Source material:
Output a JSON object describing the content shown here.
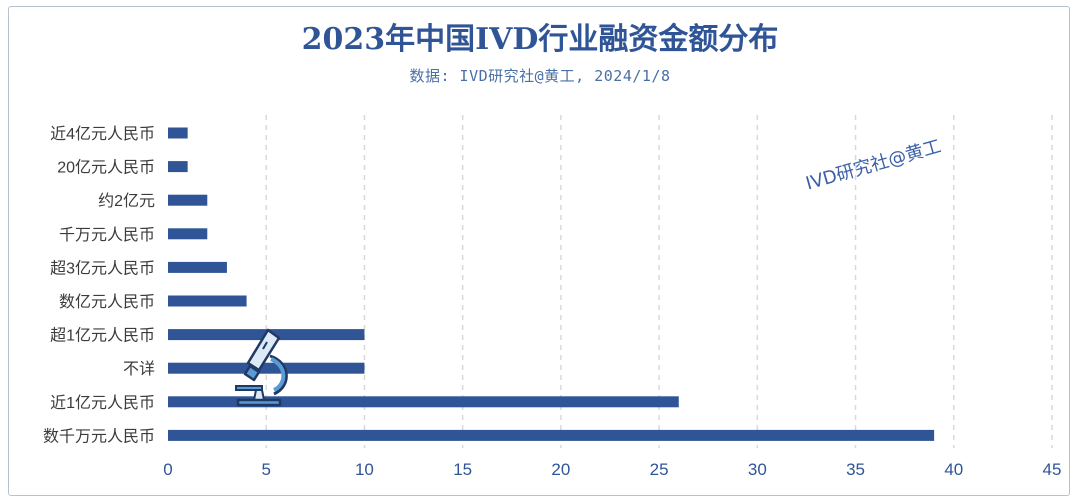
{
  "header": {
    "title": "2023年中国IVD行业融资金额分布",
    "subtitle": "数据: IVD研究社@黄工, 2024/1/8"
  },
  "watermark": "IVD研究社@黄工",
  "chart_data": {
    "type": "bar",
    "orientation": "horizontal",
    "title": "2023年中国IVD行业融资金额分布",
    "categories": [
      "近4亿元人民币",
      "20亿元人民币",
      "约2亿元",
      "千万元人民币",
      "超3亿元人民币",
      "数亿元人民币",
      "超1亿元人民币",
      "不详",
      "近1亿元人民币",
      "数千万元人民币"
    ],
    "values": [
      1,
      1,
      2,
      2,
      3,
      4,
      10,
      10,
      26,
      39
    ],
    "xlim": [
      0,
      45
    ],
    "xticks": [
      0,
      5,
      10,
      15,
      20,
      25,
      30,
      35,
      40,
      45
    ],
    "grid": "vertical-dashed",
    "legend": "none",
    "bar_color": "#2f5597"
  },
  "colors": {
    "accent": "#2f5597",
    "grid": "#d9d9d9",
    "icon": "#5b9bd5"
  },
  "decoration": {
    "icon": "microscope-icon"
  }
}
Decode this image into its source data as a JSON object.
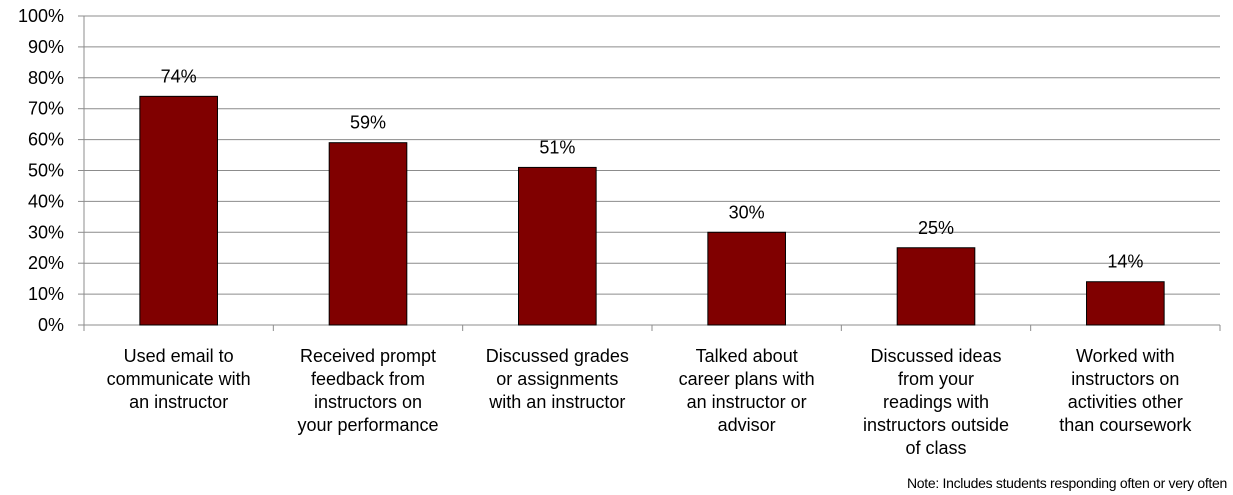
{
  "chart_data": {
    "type": "bar",
    "categories": [
      "Used email to communicate with an instructor",
      "Received prompt feedback from instructors on your performance",
      "Discussed grades or assignments with an instructor",
      "Talked about career plans with an instructor or advisor",
      "Discussed ideas from your readings with instructors outside of class",
      "Worked with instructors on activities other than coursework"
    ],
    "category_lines": [
      [
        "Used email to",
        "communicate with",
        "an instructor"
      ],
      [
        "Received prompt",
        "feedback from",
        "instructors on",
        "your performance"
      ],
      [
        "Discussed grades",
        "or assignments",
        "with an instructor"
      ],
      [
        "Talked about",
        "career plans with",
        "an instructor or",
        "advisor"
      ],
      [
        "Discussed ideas",
        "from your",
        "readings with",
        "instructors outside",
        "of class"
      ],
      [
        "Worked with",
        "instructors on",
        "activities other",
        "than coursework"
      ]
    ],
    "values": [
      74,
      59,
      51,
      30,
      25,
      14
    ],
    "data_labels": [
      "74%",
      "59%",
      "51%",
      "30%",
      "25%",
      "14%"
    ],
    "ylim": [
      0,
      100
    ],
    "yticks": [
      "0%",
      "10%",
      "20%",
      "30%",
      "40%",
      "50%",
      "60%",
      "70%",
      "80%",
      "90%",
      "100%"
    ],
    "grid": true,
    "bar_color": "#800000"
  },
  "note": "Note: Includes students responding often or very often"
}
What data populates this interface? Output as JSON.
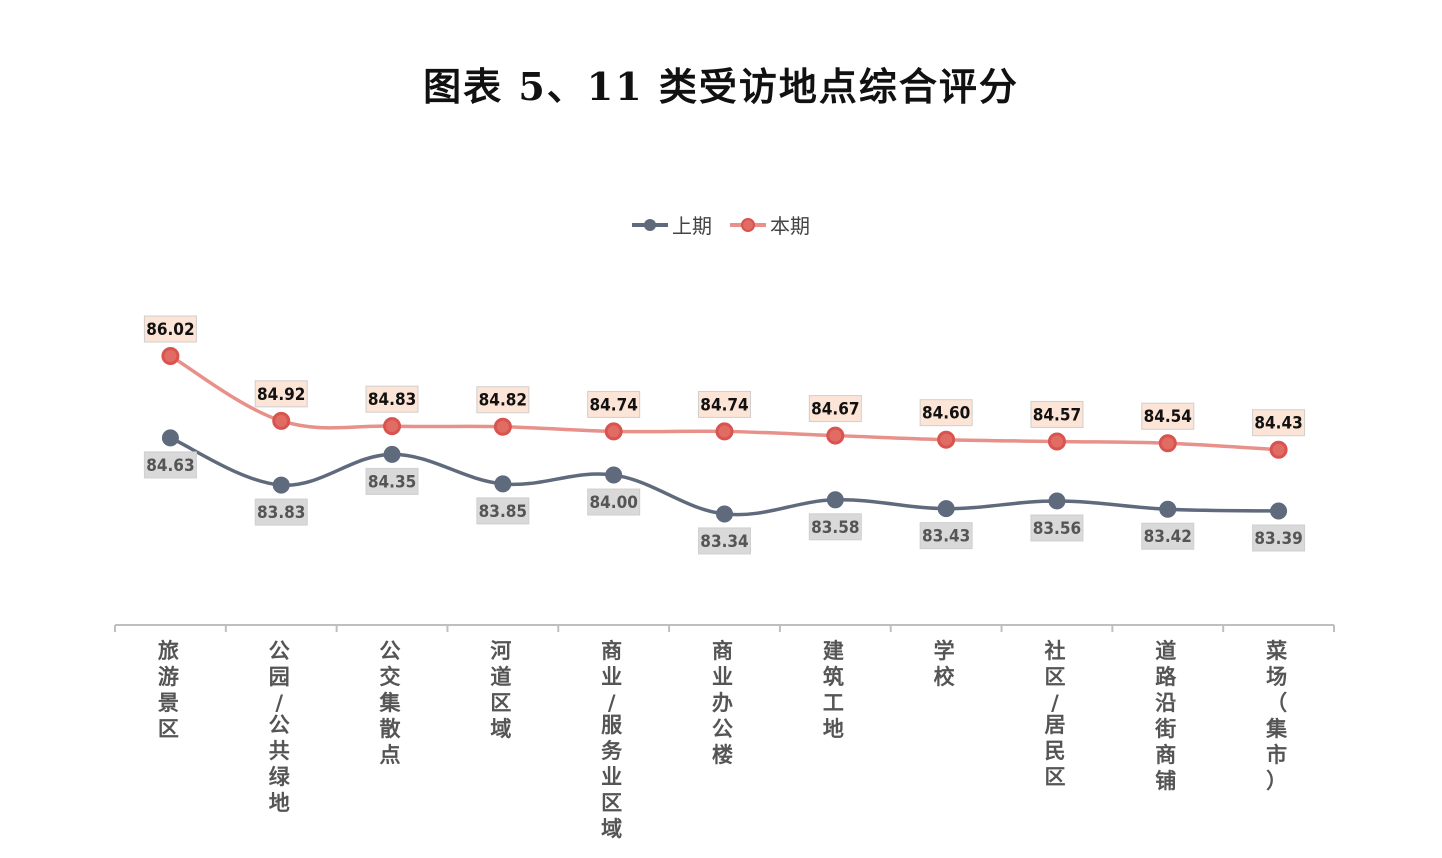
{
  "title": "图表 5、11 类受访地点综合评分",
  "colors": {
    "prev_line": "#5f6a7d",
    "prev_marker": "#5f6a7d",
    "prev_label_bg": "#d9d9d9",
    "curr_line": "#e8908a",
    "curr_marker_fill": "#e06c64",
    "curr_marker_stroke": "#d9534f",
    "curr_label_bg": "#fce4d6",
    "axis": "#bfbfbf"
  },
  "chart_data": {
    "type": "line",
    "title": "图表 5、11 类受访地点综合评分",
    "categories": [
      "旅游景区",
      "公园/公共绿地",
      "公交集散点",
      "河道区域",
      "商业/服务业区域",
      "商业办公楼",
      "建筑工地",
      "学校",
      "社区/居民区",
      "道路沿街商铺",
      "菜场（集市）"
    ],
    "series": [
      {
        "name": "上期",
        "values": [
          84.63,
          83.83,
          84.35,
          83.85,
          84.0,
          83.34,
          83.58,
          83.43,
          83.56,
          83.42,
          83.39
        ]
      },
      {
        "name": "本期",
        "values": [
          86.02,
          84.92,
          84.83,
          84.82,
          84.74,
          84.74,
          84.67,
          84.6,
          84.57,
          84.54,
          84.43
        ]
      }
    ],
    "legend_position": "top-center",
    "grid": false,
    "xlabel": "",
    "ylabel": ""
  }
}
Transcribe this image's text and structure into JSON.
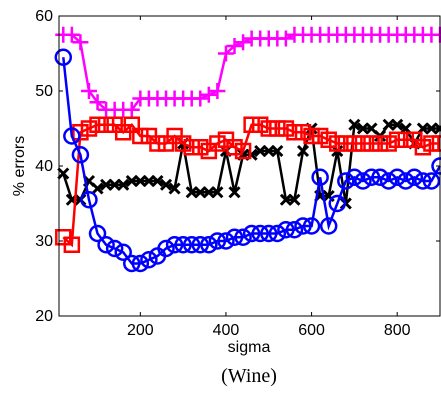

Your goal: Transcribe the listing in full and omit the pictures.

Completed exercise:
Output a JSON object describing the content shown here.
{
  "header": {
    "title": "2023年中国IVD行业融资金额分布",
    "subtitle": "数据: IVD研究社@黄工, 2024/1/8"
  },
  "watermark": "IVD研究社@黄工",
  "chart_data": {
    "type": "bar",
    "orientation": "horizontal",
    "title": "2023年中国IVD行业融资金额分布",
    "categories": [
      "近4亿元人民币",
      "20亿元人民币",
      "约2亿元",
      "千万元人民币",
      "超3亿元人民币",
      "数亿元人民币",
      "超1亿元人民币",
      "不详",
      "近1亿元人民币",
      "数千万元人民币"
    ],
    "values": [
      1,
      1,
      2,
      2,
      3,
      4,
      10,
      10,
      26,
      39
    ],
    "xlim": [
      0,
      45
    ],
    "xticks": [
      0,
      5,
      10,
      15,
      20,
      25,
      30,
      35,
      40,
      45
    ],
    "grid": "vertical-dashed",
    "legend": "none",
    "bar_color": "#2f5597"
  },
  "colors": {
    "accent": "#2f5597",
    "grid": "#d9d9d9",
    "icon": "#5b9bd5"
  },
  "decoration": {
    "icon": "microscope-icon"
  }
}
Decode this image into its source data as a JSON object.
{
  "chart_data": {
    "type": "bar",
    "categories": [
      "Used email to communicate with an instructor",
      "Received prompt feedback from instructors on your performance",
      "Discussed grades or assignments with an instructor",
      "Talked about career plans with an instructor or advisor",
      "Discussed ideas from your readings with instructors outside of class",
      "Worked with instructors on activities other than coursework"
    ],
    "category_lines": [
      [
        "Used email to",
        "communicate with",
        "an instructor"
      ],
      [
        "Received prompt",
        "feedback from",
        "instructors on",
        "your performance"
      ],
      [
        "Discussed grades",
        "or assignments",
        "with an instructor"
      ],
      [
        "Talked about",
        "career plans with",
        "an instructor or",
        "advisor"
      ],
      [
        "Discussed ideas",
        "from your",
        "readings with",
        "instructors outside",
        "of class"
      ],
      [
        "Worked with",
        "instructors on",
        "activities other",
        "than coursework"
      ]
    ],
    "values": [
      74,
      59,
      51,
      30,
      25,
      14
    ],
    "data_labels": [
      "74%",
      "59%",
      "51%",
      "30%",
      "25%",
      "14%"
    ],
    "ylim": [
      0,
      100
    ],
    "yticks": [
      "0%",
      "10%",
      "20%",
      "30%",
      "40%",
      "50%",
      "60%",
      "70%",
      "80%",
      "90%",
      "100%"
    ],
    "grid": true,
    "bar_color": "#800000"
  },
  "note": "Note: Includes students responding often or very often"
}
What data populates this interface? Output as JSON.
{
  "title": "图表 5、11 类受访地点综合评分",
  "colors": {
    "prev_line": "#5f6a7d",
    "prev_marker": "#5f6a7d",
    "prev_label_bg": "#d9d9d9",
    "curr_line": "#e8908a",
    "curr_marker_fill": "#e06c64",
    "curr_marker_stroke": "#d9534f",
    "curr_label_bg": "#fce4d6",
    "axis": "#bfbfbf"
  },
  "chart_data": {
    "type": "line",
    "title": "图表 5、11 类受访地点综合评分",
    "categories": [
      "旅游景区",
      "公园/公共绿地",
      "公交集散点",
      "河道区域",
      "商业/服务业区域",
      "商业办公楼",
      "建筑工地",
      "学校",
      "社区/居民区",
      "道路沿街商铺",
      "菜场（集市）"
    ],
    "series": [
      {
        "name": "上期",
        "values": [
          84.63,
          83.83,
          84.35,
          83.85,
          84.0,
          83.34,
          83.58,
          83.43,
          83.56,
          83.42,
          83.39
        ]
      },
      {
        "name": "本期",
        "values": [
          86.02,
          84.92,
          84.83,
          84.82,
          84.74,
          84.74,
          84.67,
          84.6,
          84.57,
          84.54,
          84.43
        ]
      }
    ],
    "legend_position": "top-center",
    "grid": false,
    "xlabel": "",
    "ylabel": ""
  }
}
Transcribe this image's text and structure into JSON.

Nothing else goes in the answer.